[Begin ARTICLE]
Re: Unicode and XML : real publications

From: Misha Wolf (misha.wolf@reuters.com)
Date: Thu Apr 30 1998 - 13:49:43 EDT


The appended mail was forwarded to me by Tim Bray. I have since obtained
Baden's permission to forward it further. Please copy him [1] on your
responses, as I don't think he's on the Unicode list.

Baden, if/when you join the Unicode list, please say so, so people can stop
copying you.

[1] Baden Hughes (bmhughes@ozemail.com.au)

Misha

> =========================
> X-Sender: bmhughes@ozemail.com.au
> Date: Mon, 27 Apr 1998 22:59:00 +1000
> To: Tim Bray <tbray@textuality.com>
> From: Baden Hughes <bmhughes@ozemail.com.au>
> Subject: Unicode and XML : real publications
>
> Hi Tim
>
> You will probably have no idea who I am, but the sig should explain some of
> it for you ...
>
> Although this may seem a little obscure, and in some ways its more an issue
> of Unicode than XML or TEI, but I have some comments and questions about
> the use of XML and Unicode and TEI for real publications in Asia. I'm not
> sure what these mean in terms of the spec per se, but it is an issue for us
> here as we would very much like to run with XML but the Unicode dependence
> is a killer for us.
>
> As far as I know, XML supports (ie. accepts) the "Private use" characters
> in Unicode.
>
> For our work this means that we could develop a corporation wide standard
> in the cases where national standard boards do not allow us to propose
> standards for minority languages or special characters.
[End ARTICLE]
[Begin COLLECTED MATERIAL]
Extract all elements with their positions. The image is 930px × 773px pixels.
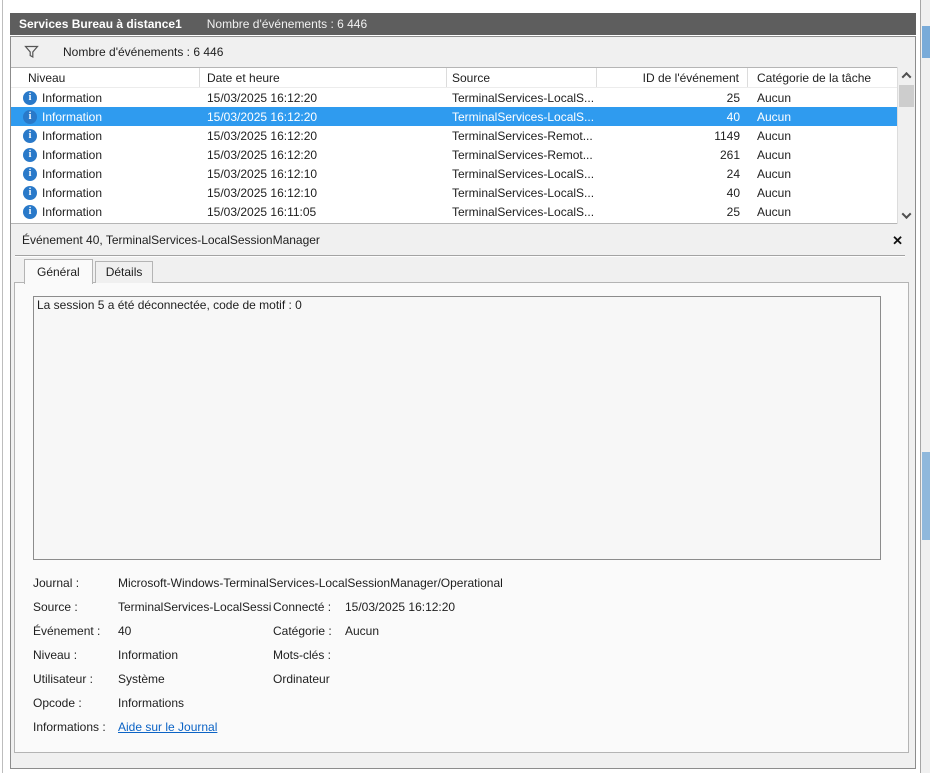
[End COLLECTED MATERIAL]
[STATED EXERCISE]
Answer these about the Unicode and XML message:
1. Who forwarded the appended mail to Misha Wolf?
2. On what date was the original message from Baden Hughes sent?
3. Which Unicode characters does Baden Hughes believe XML accepts?

[FINISHED ANSWER]
1. Tim Bray
2. Monday, April 27, 1998
3. The "Private use" characters